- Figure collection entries
↓↓↓
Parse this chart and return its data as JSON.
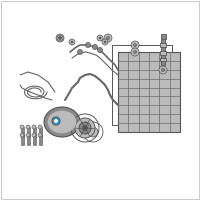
{
  "bg_color": "#ffffff",
  "border_color": "#cccccc",
  "part_color": "#888888",
  "part_light": "#bbbbbb",
  "part_dark": "#555555",
  "highlight_color": "#3399cc",
  "line_color": "#666666",
  "figsize": [
    2.0,
    2.0
  ],
  "dpi": 100
}
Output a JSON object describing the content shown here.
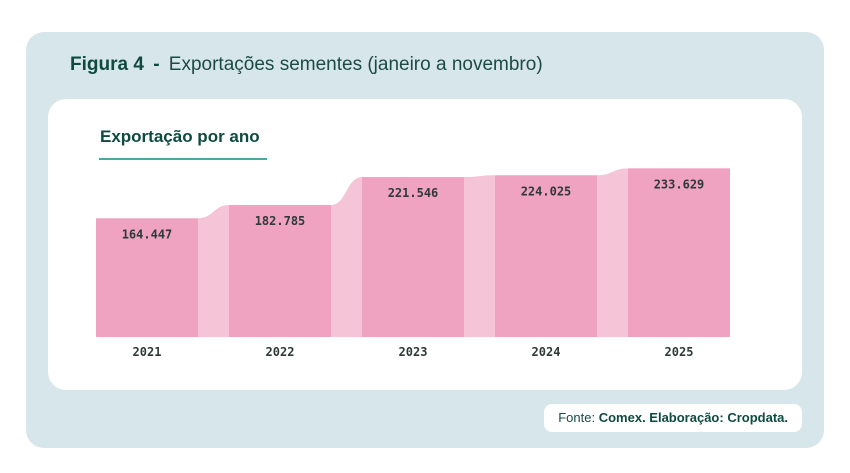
{
  "figure": {
    "label": "Figura 4",
    "separator": "-",
    "title": "Exportações sementes (janeiro a novembro)"
  },
  "chart_data": {
    "type": "bar",
    "title": "Exportação por ano",
    "categories": [
      "2021",
      "2022",
      "2023",
      "2024",
      "2025"
    ],
    "values": [
      164447,
      182785,
      221546,
      224025,
      233629
    ],
    "value_labels": [
      "164.447",
      "182.785",
      "221.546",
      "224.025",
      "233.629"
    ],
    "xlabel": "",
    "ylabel": "",
    "ylim": [
      0,
      250000
    ],
    "grid": false,
    "legend": "none"
  },
  "source": {
    "prefix": "Fonte:",
    "text": "Comex. Elaboração: Cropdata."
  },
  "colors": {
    "bar": "#efa3c1",
    "connector": "#f5c4d6",
    "title": "#0f4a41",
    "accent_line": "#4aa8a0",
    "panel": "#d7e6ea"
  }
}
↑↑↑
- The problem
Transcribe the material as is, with images omitted.

- The reply
Parse this chart and return its data as JSON.
{
  "bg_color": "#ffffff",
  "border_color": "#cccccc",
  "part_color": "#888888",
  "part_light": "#bbbbbb",
  "part_dark": "#555555",
  "highlight_color": "#3399cc",
  "line_color": "#666666",
  "figsize": [
    2.0,
    2.0
  ],
  "dpi": 100
}
Output a JSON object describing the content shown here.
{
  "figure": {
    "label": "Figura 4",
    "separator": "-",
    "title": "Exportações sementes (janeiro a novembro)"
  },
  "chart_data": {
    "type": "bar",
    "title": "Exportação por ano",
    "categories": [
      "2021",
      "2022",
      "2023",
      "2024",
      "2025"
    ],
    "values": [
      164447,
      182785,
      221546,
      224025,
      233629
    ],
    "value_labels": [
      "164.447",
      "182.785",
      "221.546",
      "224.025",
      "233.629"
    ],
    "xlabel": "",
    "ylabel": "",
    "ylim": [
      0,
      250000
    ],
    "grid": false,
    "legend": "none"
  },
  "source": {
    "prefix": "Fonte:",
    "text": "Comex. Elaboração: Cropdata."
  },
  "colors": {
    "bar": "#efa3c1",
    "connector": "#f5c4d6",
    "title": "#0f4a41",
    "accent_line": "#4aa8a0",
    "panel": "#d7e6ea"
  }
}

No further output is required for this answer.